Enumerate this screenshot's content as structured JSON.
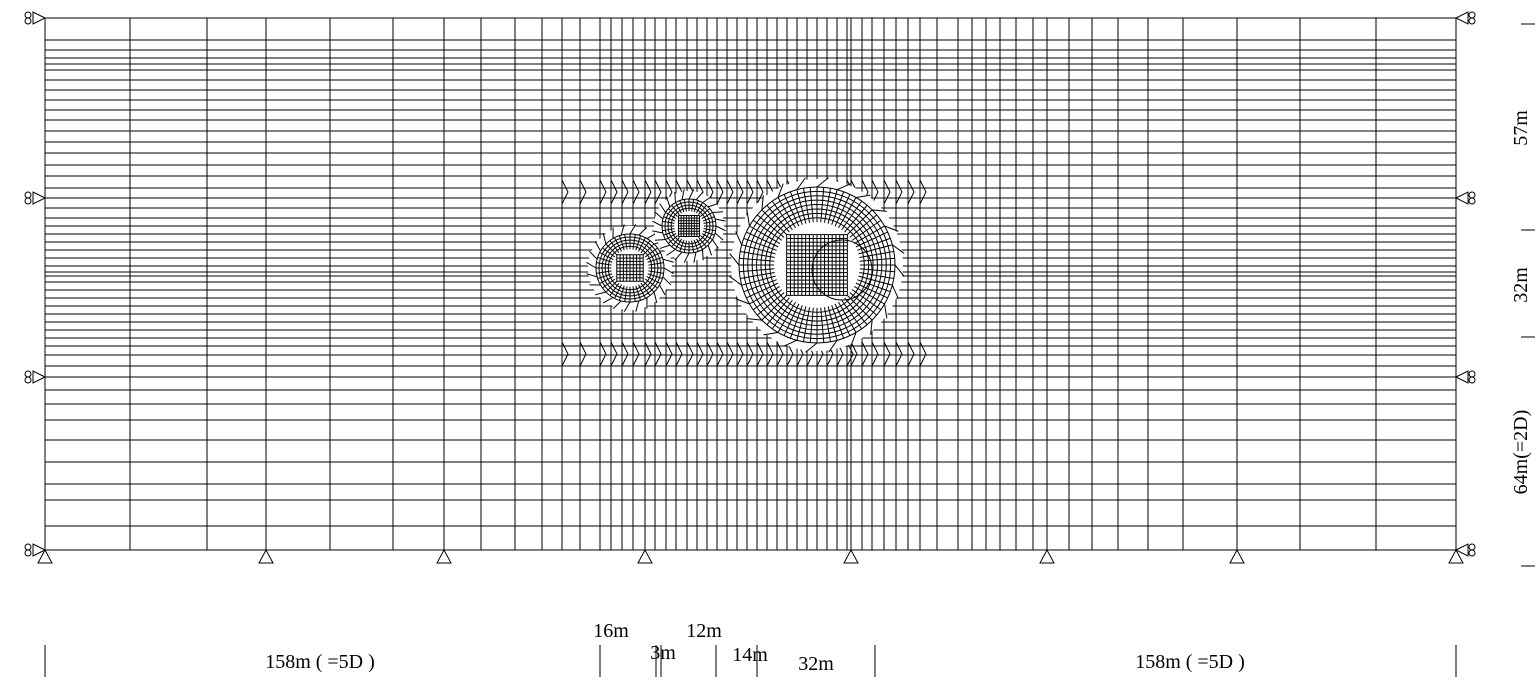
{
  "dimensions": {
    "bottom": [
      "158m ( =5D )",
      "16m",
      "12m",
      "3m",
      "14m",
      "32m",
      "158m ( =5D )"
    ],
    "right": [
      "57m",
      "32m",
      "64m(=2D)"
    ]
  }
}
-------
### [Description of the task]
Reproduce every line above as written, skipping pictures.

### [Solution to the problem]
Enumerate this screenshot's content as structured JSON.
{
  "dimensions": {
    "bottom": [
      "158m ( =5D )",
      "16m",
      "12m",
      "3m",
      "14m",
      "32m",
      "158m ( =5D )"
    ],
    "right": [
      "57m",
      "32m",
      "64m(=2D)"
    ]
  }
}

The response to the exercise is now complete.